** START OF Dataset entries **

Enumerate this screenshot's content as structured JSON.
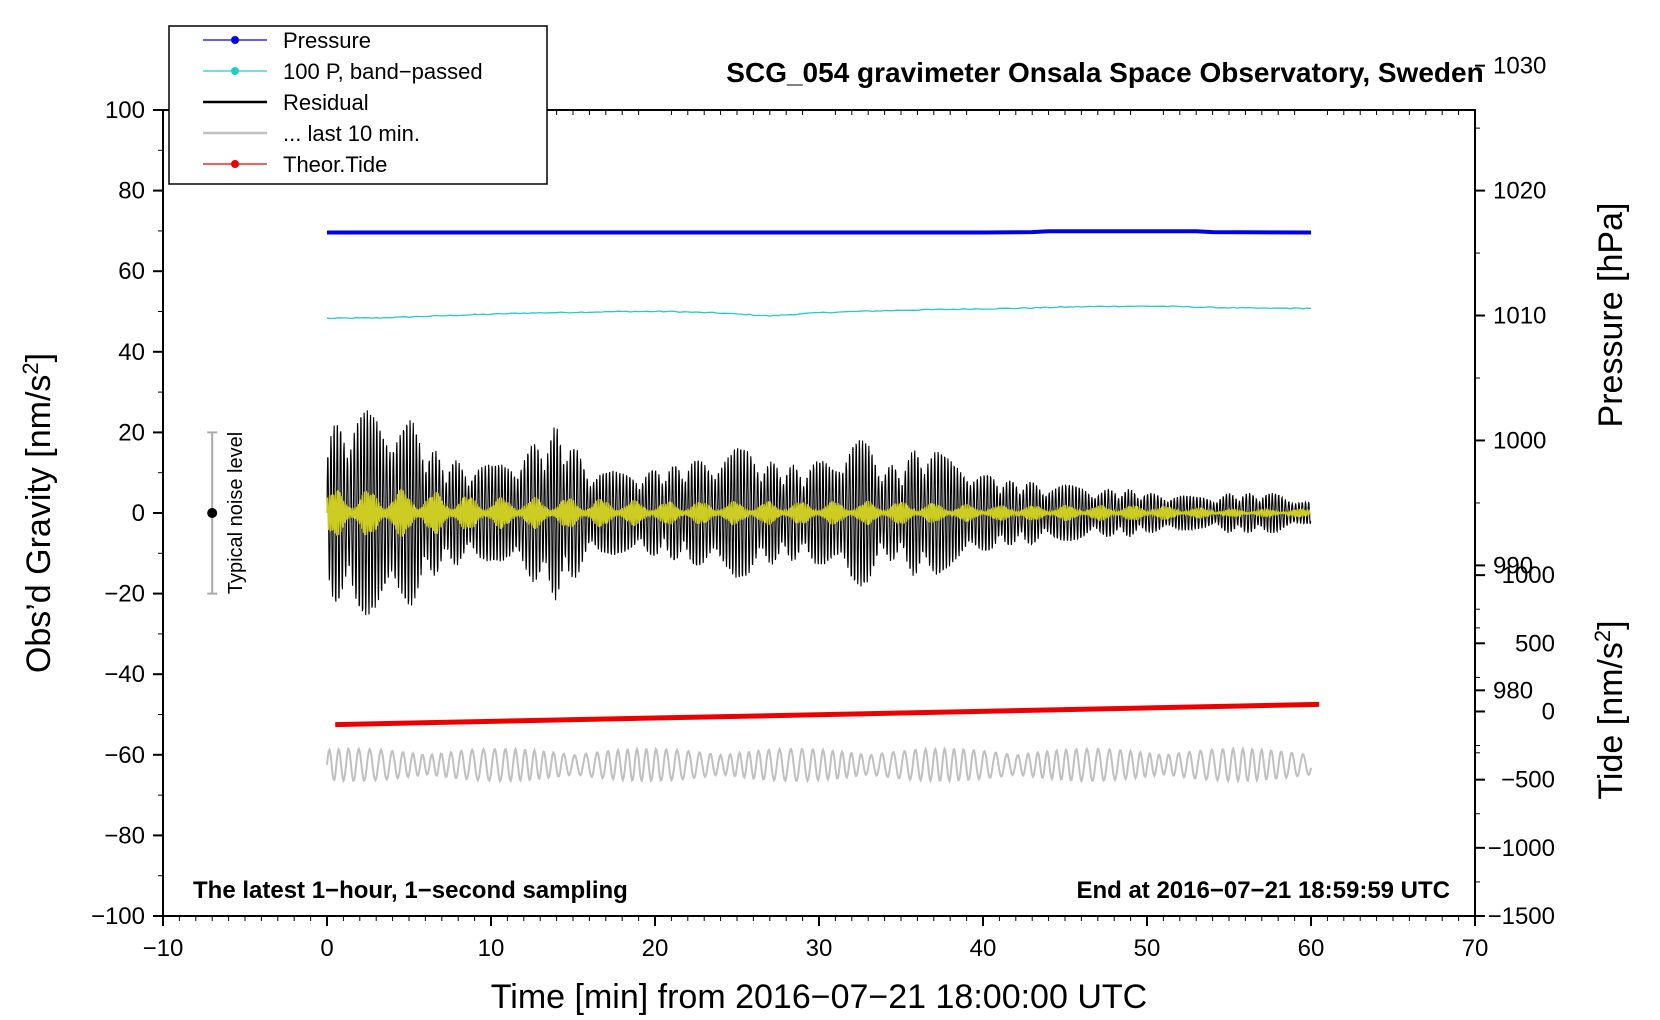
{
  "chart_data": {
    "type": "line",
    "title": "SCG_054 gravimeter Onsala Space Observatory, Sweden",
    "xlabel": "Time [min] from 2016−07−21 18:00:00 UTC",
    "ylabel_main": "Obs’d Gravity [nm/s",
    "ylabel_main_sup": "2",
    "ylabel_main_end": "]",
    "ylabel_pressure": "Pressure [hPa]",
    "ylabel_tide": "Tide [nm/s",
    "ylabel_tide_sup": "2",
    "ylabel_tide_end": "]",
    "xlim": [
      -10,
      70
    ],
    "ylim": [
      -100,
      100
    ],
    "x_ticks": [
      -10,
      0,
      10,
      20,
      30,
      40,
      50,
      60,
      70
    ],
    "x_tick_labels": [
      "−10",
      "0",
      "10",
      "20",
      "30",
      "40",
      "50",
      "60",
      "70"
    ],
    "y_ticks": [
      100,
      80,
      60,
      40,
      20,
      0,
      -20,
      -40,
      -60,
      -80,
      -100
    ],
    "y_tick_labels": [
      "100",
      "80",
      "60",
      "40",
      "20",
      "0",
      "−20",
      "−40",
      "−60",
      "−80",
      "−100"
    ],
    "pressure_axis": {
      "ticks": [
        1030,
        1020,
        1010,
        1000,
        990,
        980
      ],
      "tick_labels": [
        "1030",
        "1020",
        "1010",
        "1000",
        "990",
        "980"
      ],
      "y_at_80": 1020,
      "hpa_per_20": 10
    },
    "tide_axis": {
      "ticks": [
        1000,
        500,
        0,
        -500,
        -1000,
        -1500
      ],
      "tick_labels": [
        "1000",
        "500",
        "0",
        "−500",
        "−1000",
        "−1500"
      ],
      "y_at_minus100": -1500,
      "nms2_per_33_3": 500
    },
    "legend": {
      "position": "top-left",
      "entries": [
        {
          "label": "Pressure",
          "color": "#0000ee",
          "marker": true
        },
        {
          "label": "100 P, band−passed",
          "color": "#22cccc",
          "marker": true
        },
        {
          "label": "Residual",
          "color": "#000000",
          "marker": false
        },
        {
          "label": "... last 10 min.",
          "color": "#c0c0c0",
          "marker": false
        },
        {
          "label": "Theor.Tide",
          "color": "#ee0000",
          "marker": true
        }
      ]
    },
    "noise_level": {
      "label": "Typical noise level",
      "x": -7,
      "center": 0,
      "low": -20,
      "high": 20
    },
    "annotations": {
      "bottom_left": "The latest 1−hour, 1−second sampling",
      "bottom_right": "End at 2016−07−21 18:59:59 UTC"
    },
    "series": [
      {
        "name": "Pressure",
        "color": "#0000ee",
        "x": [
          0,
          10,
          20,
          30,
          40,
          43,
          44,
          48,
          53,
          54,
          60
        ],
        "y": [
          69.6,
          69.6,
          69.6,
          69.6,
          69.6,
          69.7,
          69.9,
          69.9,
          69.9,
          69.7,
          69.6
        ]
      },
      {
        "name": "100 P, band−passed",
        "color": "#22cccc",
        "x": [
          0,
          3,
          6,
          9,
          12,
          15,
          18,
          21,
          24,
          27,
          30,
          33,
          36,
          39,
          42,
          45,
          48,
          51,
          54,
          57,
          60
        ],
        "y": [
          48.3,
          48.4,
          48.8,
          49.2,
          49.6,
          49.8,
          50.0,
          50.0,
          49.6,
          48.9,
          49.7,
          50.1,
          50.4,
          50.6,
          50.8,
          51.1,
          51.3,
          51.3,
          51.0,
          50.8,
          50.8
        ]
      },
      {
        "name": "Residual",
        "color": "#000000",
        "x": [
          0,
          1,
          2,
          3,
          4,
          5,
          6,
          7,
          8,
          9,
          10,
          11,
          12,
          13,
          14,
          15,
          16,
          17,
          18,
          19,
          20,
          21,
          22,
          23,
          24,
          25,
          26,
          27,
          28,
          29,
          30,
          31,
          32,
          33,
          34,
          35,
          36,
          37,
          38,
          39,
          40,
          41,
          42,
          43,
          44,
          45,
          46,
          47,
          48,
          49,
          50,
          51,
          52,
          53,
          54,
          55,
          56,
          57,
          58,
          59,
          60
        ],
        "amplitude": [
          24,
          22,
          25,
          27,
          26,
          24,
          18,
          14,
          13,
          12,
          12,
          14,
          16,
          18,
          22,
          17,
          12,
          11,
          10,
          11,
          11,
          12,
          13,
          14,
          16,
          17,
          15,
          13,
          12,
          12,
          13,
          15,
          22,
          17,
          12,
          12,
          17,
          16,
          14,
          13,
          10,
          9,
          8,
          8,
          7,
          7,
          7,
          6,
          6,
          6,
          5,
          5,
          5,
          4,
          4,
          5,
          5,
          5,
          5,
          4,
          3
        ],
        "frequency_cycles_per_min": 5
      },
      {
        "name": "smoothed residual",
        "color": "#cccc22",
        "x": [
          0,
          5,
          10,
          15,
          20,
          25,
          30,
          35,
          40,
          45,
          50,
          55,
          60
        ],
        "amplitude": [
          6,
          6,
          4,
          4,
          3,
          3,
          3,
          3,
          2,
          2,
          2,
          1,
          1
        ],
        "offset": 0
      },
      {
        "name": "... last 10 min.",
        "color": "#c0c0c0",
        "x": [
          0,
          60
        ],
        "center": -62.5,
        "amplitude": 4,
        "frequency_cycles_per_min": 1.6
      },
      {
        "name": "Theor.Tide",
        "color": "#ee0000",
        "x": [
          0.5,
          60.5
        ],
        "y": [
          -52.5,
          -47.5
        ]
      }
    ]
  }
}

** END OF Dataset entries **
** START OF Dataset entries **

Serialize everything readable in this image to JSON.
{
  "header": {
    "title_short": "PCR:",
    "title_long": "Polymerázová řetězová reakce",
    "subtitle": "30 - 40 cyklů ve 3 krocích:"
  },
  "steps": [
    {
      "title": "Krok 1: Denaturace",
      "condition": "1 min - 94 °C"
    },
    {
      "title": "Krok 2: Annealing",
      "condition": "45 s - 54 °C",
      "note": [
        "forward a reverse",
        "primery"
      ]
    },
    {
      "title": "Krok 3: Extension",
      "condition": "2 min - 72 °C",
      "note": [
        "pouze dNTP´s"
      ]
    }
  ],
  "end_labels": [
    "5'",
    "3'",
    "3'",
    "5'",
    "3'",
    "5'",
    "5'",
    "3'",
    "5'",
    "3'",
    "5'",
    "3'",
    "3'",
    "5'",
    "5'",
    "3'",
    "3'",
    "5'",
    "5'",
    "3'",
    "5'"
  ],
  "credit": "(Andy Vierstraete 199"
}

** END OF Dataset entries **

*Exercise:* Where a line holds "passed", copy it out.

*Exercise answer:*
          "label": "100 P, band−passed",
        "name": "100 P, band−passed",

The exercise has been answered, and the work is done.